> Task prompt: Gather up all lines that carry the word "Tipi".

# # #

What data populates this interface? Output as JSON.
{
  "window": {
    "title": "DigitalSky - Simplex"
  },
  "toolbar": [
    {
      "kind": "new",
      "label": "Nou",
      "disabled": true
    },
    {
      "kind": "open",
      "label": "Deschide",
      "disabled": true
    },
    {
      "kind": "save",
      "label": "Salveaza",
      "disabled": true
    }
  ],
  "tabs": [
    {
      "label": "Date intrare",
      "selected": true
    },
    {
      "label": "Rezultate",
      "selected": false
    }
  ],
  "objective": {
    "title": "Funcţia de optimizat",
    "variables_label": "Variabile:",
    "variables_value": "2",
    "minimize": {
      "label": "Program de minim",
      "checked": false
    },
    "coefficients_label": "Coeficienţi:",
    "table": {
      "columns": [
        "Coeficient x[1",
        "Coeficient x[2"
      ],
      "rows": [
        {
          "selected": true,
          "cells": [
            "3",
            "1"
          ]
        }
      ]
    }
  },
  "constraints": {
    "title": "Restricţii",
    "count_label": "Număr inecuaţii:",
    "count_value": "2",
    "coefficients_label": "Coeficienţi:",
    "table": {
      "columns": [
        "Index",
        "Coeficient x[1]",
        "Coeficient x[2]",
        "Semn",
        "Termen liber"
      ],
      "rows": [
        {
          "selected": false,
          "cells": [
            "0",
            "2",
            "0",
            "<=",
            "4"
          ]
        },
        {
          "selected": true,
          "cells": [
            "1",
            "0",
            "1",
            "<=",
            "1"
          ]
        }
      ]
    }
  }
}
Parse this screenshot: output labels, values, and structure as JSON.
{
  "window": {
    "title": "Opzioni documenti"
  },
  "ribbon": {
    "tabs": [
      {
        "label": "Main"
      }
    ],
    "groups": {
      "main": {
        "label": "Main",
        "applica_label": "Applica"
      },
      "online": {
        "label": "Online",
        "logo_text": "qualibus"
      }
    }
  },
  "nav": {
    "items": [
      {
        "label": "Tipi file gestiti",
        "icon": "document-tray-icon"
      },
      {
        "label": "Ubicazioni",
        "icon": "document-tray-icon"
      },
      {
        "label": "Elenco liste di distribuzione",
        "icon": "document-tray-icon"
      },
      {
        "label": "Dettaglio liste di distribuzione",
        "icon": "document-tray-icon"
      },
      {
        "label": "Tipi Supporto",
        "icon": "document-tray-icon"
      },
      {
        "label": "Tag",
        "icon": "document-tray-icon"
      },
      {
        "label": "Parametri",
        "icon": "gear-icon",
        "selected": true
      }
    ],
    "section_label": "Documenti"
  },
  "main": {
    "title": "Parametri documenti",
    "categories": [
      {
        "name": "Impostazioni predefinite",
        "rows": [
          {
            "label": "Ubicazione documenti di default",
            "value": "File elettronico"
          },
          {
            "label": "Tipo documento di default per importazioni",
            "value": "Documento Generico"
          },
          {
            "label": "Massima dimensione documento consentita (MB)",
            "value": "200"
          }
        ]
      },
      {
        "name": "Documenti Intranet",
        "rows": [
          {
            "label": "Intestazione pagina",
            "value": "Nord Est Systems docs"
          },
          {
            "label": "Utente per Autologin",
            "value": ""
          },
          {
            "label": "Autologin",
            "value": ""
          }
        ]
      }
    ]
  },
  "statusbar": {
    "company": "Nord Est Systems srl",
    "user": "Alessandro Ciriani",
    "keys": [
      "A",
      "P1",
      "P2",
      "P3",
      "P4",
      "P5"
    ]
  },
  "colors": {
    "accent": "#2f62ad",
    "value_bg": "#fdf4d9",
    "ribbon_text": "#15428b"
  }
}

# # #

> Written solution:
        "label": "Tipi file gestiti",
        "label": "Tipi Supporto",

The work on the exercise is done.